Notes on performance

This is not the fastest state machine in the world. Approach of using classes for both states and events and allowing hierarchical definitions has its price. It tries to cache list of potential rules, so it does calculate "inheritance distance" only once per concrete type. There is still some reflection used though, so if you need very fast switching, fine grained state machine use something or roll your own.

I would NOT recommend Stateful to implement you own Regular Expression engine.

Simple Calculator, working example

Check unit tests for working example of simple calculator. With execution method shown below:

public int Execute(string expression)
{
	var calculator = CreateCalculator();

	foreach (var e in expression) // char-by-char
	{
		calculator.Fire(e);
		if (calculator.State is Result)

▶ _Listed records_:
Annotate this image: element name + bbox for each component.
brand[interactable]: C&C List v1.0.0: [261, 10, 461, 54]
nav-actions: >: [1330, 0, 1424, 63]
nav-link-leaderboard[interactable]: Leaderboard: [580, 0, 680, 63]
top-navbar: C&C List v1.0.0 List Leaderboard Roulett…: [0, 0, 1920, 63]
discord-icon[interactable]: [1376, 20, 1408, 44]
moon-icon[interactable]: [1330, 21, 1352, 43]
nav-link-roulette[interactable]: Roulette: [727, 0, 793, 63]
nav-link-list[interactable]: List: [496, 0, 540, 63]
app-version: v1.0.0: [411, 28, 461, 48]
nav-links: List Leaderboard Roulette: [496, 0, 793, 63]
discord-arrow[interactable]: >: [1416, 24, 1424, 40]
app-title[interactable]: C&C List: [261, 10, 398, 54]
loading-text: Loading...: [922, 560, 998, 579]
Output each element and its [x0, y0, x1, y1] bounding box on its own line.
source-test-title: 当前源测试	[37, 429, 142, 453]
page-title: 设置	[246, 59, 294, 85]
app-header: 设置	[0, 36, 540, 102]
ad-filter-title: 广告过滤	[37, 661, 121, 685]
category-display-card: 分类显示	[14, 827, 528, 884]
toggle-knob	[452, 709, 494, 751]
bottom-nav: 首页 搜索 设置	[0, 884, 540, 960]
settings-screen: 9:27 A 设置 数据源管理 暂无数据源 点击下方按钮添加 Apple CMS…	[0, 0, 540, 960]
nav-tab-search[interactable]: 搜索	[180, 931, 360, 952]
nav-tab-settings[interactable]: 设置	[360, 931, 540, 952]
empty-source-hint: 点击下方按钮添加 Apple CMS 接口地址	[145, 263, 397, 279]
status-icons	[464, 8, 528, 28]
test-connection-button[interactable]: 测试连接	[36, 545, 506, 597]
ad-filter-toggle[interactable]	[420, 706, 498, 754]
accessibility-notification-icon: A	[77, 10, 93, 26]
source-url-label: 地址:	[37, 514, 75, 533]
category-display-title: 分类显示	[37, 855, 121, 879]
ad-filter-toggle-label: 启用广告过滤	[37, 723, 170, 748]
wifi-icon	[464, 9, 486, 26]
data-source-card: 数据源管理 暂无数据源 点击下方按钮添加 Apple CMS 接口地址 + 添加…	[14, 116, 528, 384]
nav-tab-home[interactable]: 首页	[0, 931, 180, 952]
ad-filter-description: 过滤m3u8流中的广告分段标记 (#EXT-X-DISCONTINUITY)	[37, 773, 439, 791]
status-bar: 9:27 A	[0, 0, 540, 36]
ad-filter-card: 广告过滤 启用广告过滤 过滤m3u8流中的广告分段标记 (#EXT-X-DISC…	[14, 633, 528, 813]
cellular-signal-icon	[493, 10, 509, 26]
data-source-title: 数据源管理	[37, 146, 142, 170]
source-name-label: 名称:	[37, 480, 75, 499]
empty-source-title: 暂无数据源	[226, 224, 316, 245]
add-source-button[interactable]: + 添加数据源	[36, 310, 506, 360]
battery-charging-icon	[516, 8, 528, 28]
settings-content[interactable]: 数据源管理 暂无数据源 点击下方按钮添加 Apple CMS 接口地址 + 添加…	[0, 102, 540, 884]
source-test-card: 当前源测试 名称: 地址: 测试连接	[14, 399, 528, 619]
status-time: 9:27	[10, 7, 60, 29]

▶ _Tasks_:
a) Answer these questions from the Stateful text:
(i) What does the library cache so that it calculates "inheritance distance" only once per concrete type?
(ii) What kind of engine does the text advise against implementing with Stateful?
(iii) Where does the text say to find the working simple calculator example?
b) Write the next part of the Stateful state machine text, picking up right after its last line.
The entries are separate material and are not part of the Stateful text.

▶ _Answers_:
a)
(i) A list of potential rules
(ii) A Regular Expression engine
(iii) In the unit tests

b)
			break;
	}

	var result = calculator.State as Result;
	if (result == null)
		throw new ArgumentException("Expression ended prematurely");

	return result.Number;
}

I was able to evaluate some simple expressions:

[Test]
public void SomeExpressions()
{
	Assert.AreEqual(123, Execute("123="));
	Assert.AreEqual(123 + 546, Execute("123+546="));
	Assert.AreEqual(-123 - 546, Execute("-123-546="));
	Assert.AreEqual(-123 * -356, Execute("-123*-356="));
}

See CalculatorTests.cs for details.